Saved entries
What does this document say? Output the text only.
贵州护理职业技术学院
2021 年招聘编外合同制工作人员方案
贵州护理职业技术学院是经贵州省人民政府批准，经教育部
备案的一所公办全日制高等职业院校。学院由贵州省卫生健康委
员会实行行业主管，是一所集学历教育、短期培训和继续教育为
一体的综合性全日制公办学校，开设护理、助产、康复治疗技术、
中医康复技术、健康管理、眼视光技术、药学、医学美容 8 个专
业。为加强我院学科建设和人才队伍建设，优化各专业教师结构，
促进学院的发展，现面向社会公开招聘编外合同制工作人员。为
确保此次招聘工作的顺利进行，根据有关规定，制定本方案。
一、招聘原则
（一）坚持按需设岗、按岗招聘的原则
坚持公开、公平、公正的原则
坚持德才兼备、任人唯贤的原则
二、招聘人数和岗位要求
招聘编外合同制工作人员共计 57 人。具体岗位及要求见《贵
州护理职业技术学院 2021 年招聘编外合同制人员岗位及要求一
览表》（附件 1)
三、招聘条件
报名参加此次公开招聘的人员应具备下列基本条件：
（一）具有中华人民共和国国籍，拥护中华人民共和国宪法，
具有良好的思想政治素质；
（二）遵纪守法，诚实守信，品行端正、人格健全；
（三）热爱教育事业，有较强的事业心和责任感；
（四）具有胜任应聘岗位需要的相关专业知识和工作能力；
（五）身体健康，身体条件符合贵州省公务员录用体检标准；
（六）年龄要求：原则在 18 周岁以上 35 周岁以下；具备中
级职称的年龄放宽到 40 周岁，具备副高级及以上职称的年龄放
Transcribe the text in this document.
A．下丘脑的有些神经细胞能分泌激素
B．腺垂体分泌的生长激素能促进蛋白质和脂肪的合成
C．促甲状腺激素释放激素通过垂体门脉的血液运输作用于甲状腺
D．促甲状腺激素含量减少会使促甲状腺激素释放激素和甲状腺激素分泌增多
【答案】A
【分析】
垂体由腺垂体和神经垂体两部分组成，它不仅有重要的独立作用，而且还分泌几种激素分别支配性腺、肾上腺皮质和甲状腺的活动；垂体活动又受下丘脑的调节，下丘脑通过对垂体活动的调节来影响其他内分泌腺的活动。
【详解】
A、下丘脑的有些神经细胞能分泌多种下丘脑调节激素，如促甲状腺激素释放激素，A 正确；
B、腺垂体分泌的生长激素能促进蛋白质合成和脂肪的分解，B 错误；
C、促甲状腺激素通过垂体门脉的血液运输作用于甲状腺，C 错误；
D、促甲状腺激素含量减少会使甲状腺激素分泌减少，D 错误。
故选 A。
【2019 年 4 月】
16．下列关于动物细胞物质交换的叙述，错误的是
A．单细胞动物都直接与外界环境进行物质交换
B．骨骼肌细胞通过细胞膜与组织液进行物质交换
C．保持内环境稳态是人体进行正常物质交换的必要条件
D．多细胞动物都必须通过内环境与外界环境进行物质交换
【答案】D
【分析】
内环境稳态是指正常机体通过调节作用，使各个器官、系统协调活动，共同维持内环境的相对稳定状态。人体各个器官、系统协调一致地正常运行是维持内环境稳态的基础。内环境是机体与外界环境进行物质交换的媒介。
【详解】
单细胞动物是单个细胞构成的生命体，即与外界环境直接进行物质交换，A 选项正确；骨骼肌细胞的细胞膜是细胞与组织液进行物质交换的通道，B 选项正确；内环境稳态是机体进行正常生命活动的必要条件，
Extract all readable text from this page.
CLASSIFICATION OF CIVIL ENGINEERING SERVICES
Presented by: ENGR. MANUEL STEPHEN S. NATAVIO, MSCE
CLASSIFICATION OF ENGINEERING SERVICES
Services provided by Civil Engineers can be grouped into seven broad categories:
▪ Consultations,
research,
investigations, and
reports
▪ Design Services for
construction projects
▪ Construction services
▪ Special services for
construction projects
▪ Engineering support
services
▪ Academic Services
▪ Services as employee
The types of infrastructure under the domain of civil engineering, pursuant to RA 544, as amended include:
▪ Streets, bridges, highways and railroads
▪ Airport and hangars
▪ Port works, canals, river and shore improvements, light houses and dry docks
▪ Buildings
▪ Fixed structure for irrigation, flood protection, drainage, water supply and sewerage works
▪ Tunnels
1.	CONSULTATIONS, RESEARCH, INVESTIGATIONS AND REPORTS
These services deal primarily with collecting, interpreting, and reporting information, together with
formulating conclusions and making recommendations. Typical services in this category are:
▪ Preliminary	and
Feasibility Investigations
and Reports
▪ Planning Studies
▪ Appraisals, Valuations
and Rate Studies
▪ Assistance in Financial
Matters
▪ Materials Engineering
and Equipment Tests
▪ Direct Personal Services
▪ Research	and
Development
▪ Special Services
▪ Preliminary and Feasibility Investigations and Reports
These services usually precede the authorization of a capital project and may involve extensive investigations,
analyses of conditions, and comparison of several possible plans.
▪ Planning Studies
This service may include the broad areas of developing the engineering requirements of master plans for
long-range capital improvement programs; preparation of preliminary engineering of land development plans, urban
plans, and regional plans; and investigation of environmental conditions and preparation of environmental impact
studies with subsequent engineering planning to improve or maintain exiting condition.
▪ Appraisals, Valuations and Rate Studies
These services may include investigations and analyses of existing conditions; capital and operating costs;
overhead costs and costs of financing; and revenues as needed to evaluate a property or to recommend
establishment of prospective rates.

* **DIRECTIONS**: Print out every record again, exactly and in full.

* **SOLUTION TO THE EXERCISE**:
What does this document say? Output the text only.
贵州护理职业技术学院
2021 年招聘编外合同制工作人员方案
贵州护理职业技术学院是经贵州省人民政府批准，经教育部
备案的一所公办全日制高等职业院校。学院由贵州省卫生健康委
员会实行行业主管，是一所集学历教育、短期培训和继续教育为
一体的综合性全日制公办学校，开设护理、助产、康复治疗技术、
中医康复技术、健康管理、眼视光技术、药学、医学美容 8 个专
业。为加强我院学科建设和人才队伍建设，优化各专业教师结构，
促进学院的发展，现面向社会公开招聘编外合同制工作人员。为
确保此次招聘工作的顺利进行，根据有关规定，制定本方案。
一、招聘原则
（一）坚持按需设岗、按岗招聘的原则
坚持公开、公平、公正的原则
坚持德才兼备、任人唯贤的原则
二、招聘人数和岗位要求
招聘编外合同制工作人员共计 57 人。具体岗位及要求见《贵
州护理职业技术学院 2021 年招聘编外合同制人员岗位及要求一
览表》（附件 1)
三、招聘条件
报名参加此次公开招聘的人员应具备下列基本条件：
（一）具有中华人民共和国国籍，拥护中华人民共和国宪法，
具有良好的思想政治素质；
（二）遵纪守法，诚实守信，品行端正、人格健全；
（三）热爱教育事业，有较强的事业心和责任感；
（四）具有胜任应聘岗位需要的相关专业知识和工作能力；
（五）身体健康，身体条件符合贵州省公务员录用体检标准；
（六）年龄要求：原则在 18 周岁以上 35 周岁以下；具备中
级职称的年龄放宽到 40 周岁，具备副高级及以上职称的年龄放
Transcribe the text in this document.
A．下丘脑的有些神经细胞能分泌激素
B．腺垂体分泌的生长激素能促进蛋白质和脂肪的合成
C．促甲状腺激素释放激素通过垂体门脉的血液运输作用于甲状腺
D．促甲状腺激素含量减少会使促甲状腺激素释放激素和甲状腺激素分泌增多
【答案】A
【分析】
垂体由腺垂体和神经垂体两部分组成，它不仅有重要的独立作用，而且还分泌几种激素分别支配性腺、肾上腺皮质和甲状腺的活动；垂体活动又受下丘脑的调节，下丘脑通过对垂体活动的调节来影响其他内分泌腺的活动。
【详解】
A、下丘脑的有些神经细胞能分泌多种下丘脑调节激素，如促甲状腺激素释放激素，A 正确；
B、腺垂体分泌的生长激素能促进蛋白质合成和脂肪的分解，B 错误；
C、促甲状腺激素通过垂体门脉的血液运输作用于甲状腺，C 错误；
D、促甲状腺激素含量减少会使甲状腺激素分泌减少，D 错误。
故选 A。
【2019 年 4 月】
16．下列关于动物细胞物质交换的叙述，错误的是
A．单细胞动物都直接与外界环境进行物质交换
B．骨骼肌细胞通过细胞膜与组织液进行物质交换
C．保持内环境稳态是人体进行正常物质交换的必要条件
D．多细胞动物都必须通过内环境与外界环境进行物质交换
【答案】D
【分析】
内环境稳态是指正常机体通过调节作用，使各个器官、系统协调活动，共同维持内环境的相对稳定状态。人体各个器官、系统协调一致地正常运行是维持内环境稳态的基础。内环境是机体与外界环境进行物质交换的媒介。
【详解】
单细胞动物是单个细胞构成的生命体，即与外界环境直接进行物质交换，A 选项正确；骨骼肌细胞的细胞膜是细胞与组织液进行物质交换的通道，B 选项正确；内环境稳态是机体进行正常生命活动的必要条件，
Extract all readable text from this page.
CLASSIFICATION OF CIVIL ENGINEERING SERVICES
Presented by: ENGR. MANUEL STEPHEN S. NATAVIO, MSCE
CLASSIFICATION OF ENGINEERING SERVICES
Services provided by Civil Engineers can be grouped into seven broad categories:
▪ Consultations,
research,
investigations, and
reports
▪ Design Services for
construction projects
▪ Construction services
▪ Special services for
construction projects
▪ Engineering support
services
▪ Academic Services
▪ Services as employee
The types of infrastructure under the domain of civil engineering, pursuant to RA 544, as amended include:
▪ Streets, bridges, highways and railroads
▪ Airport and hangars
▪ Port works, canals, river and shore improvements, light houses and dry docks
▪ Buildings
▪ Fixed structure for irrigation, flood protection, drainage, water supply and sewerage works
▪ Tunnels
1.	CONSULTATIONS, RESEARCH, INVESTIGATIONS AND REPORTS
These services deal primarily with collecting, interpreting, and reporting information, together with
formulating conclusions and making recommendations. Typical services in this category are:
▪ Preliminary	and
Feasibility Investigations
and Reports
▪ Planning Studies
▪ Appraisals, Valuations
and Rate Studies
▪ Assistance in Financial
Matters
▪ Materials Engineering
and Equipment Tests
▪ Direct Personal Services
▪ Research	and
Development
▪ Special Services
▪ Preliminary and Feasibility Investigations and Reports
These services usually precede the authorization of a capital project and may involve extensive investigations,
analyses of conditions, and comparison of several possible plans.
▪ Planning Studies
This service may include the broad areas of developing the engineering requirements of master plans for
long-range capital improvement programs; preparation of preliminary engineering of land development plans, urban
plans, and regional plans; and investigation of environmental conditions and preparation of environmental impact
studies with subsequent engineering planning to improve or maintain exiting condition.
▪ Appraisals, Valuations and Rate Studies
These services may include investigations and analyses of existing conditions; capital and operating costs;
overhead costs and costs of financing; and revenues as needed to evaluate a property or to recommend
establishment of prospective rates.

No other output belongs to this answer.